■ WHAT YOU SHOULD DO: Print all of the data exactly.
Begin
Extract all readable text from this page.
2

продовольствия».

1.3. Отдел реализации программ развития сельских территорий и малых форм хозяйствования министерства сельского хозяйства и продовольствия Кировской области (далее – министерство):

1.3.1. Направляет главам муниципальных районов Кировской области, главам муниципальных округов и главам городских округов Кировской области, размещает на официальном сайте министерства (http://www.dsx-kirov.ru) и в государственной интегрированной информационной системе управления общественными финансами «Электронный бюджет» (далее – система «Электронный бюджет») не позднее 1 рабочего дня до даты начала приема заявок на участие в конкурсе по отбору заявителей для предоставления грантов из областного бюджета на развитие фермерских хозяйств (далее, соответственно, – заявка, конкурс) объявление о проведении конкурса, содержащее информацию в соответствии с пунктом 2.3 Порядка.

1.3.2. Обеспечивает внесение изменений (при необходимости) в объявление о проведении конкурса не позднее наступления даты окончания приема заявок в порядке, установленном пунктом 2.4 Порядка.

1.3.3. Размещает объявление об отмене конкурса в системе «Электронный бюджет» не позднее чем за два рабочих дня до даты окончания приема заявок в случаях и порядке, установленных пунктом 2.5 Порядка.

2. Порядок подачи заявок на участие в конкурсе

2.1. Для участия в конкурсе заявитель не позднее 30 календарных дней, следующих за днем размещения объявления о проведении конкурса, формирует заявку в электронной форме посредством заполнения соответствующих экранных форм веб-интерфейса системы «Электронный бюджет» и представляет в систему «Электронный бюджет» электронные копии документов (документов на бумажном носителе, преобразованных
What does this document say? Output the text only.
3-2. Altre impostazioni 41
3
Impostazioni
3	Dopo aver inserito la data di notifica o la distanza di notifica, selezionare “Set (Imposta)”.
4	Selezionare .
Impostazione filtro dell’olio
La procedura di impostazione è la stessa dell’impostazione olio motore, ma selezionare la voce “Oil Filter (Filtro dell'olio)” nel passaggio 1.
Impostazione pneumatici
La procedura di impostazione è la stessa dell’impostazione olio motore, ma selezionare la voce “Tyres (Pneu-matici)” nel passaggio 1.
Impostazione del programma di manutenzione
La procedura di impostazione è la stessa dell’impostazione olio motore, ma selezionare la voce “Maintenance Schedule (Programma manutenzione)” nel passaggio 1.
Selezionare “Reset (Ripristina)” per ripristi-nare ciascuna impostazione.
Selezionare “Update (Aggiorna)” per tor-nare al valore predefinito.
End
■ FINAL ANSWER:
Extract all readable text from this page.
2

продовольствия».

1.3. Отдел реализации программ развития сельских территорий и малых форм хозяйствования министерства сельского хозяйства и продовольствия Кировской области (далее – министерство):

1.3.1. Направляет главам муниципальных районов Кировской области, главам муниципальных округов и главам городских округов Кировской области, размещает на официальном сайте министерства (http://www.dsx-kirov.ru) и в государственной интегрированной информационной системе управления общественными финансами «Электронный бюджет» (далее – система «Электронный бюджет») не позднее 1 рабочего дня до даты начала приема заявок на участие в конкурсе по отбору заявителей для предоставления грантов из областного бюджета на развитие фермерских хозяйств (далее, соответственно, – заявка, конкурс) объявление о проведении конкурса, содержащее информацию в соответствии с пунктом 2.3 Порядка.

1.3.2. Обеспечивает внесение изменений (при необходимости) в объявление о проведении конкурса не позднее наступления даты окончания приема заявок в порядке, установленном пунктом 2.4 Порядка.

1.3.3. Размещает объявление об отмене конкурса в системе «Электронный бюджет» не позднее чем за два рабочих дня до даты окончания приема заявок в случаях и порядке, установленных пунктом 2.5 Порядка.

2. Порядок подачи заявок на участие в конкурсе

2.1. Для участия в конкурсе заявитель не позднее 30 календарных дней, следующих за днем размещения объявления о проведении конкурса, формирует заявку в электронной форме посредством заполнения соответствующих экранных форм веб-интерфейса системы «Электронный бюджет» и представляет в систему «Электронный бюджет» электронные копии документов (документов на бумажном носителе, преобразованных
What does this document say? Output the text only.
3-2. Altre impostazioni 41
3
Impostazioni
3	Dopo aver inserito la data di notifica o la distanza di notifica, selezionare “Set (Imposta)”.
4	Selezionare .
Impostazione filtro dell’olio
La procedura di impostazione è la stessa dell’impostazione olio motore, ma selezionare la voce “Oil Filter (Filtro dell'olio)” nel passaggio 1.
Impostazione pneumatici
La procedura di impostazione è la stessa dell’impostazione olio motore, ma selezionare la voce “Tyres (Pneu-matici)” nel passaggio 1.
Impostazione del programma di manutenzione
La procedura di impostazione è la stessa dell’impostazione olio motore, ma selezionare la voce “Maintenance Schedule (Programma manutenzione)” nel passaggio 1.
Selezionare “Reset (Ripristina)” per ripristi-nare ciascuna impostazione.
Selezionare “Update (Aggiorna)” per tor-nare al valore predefinito.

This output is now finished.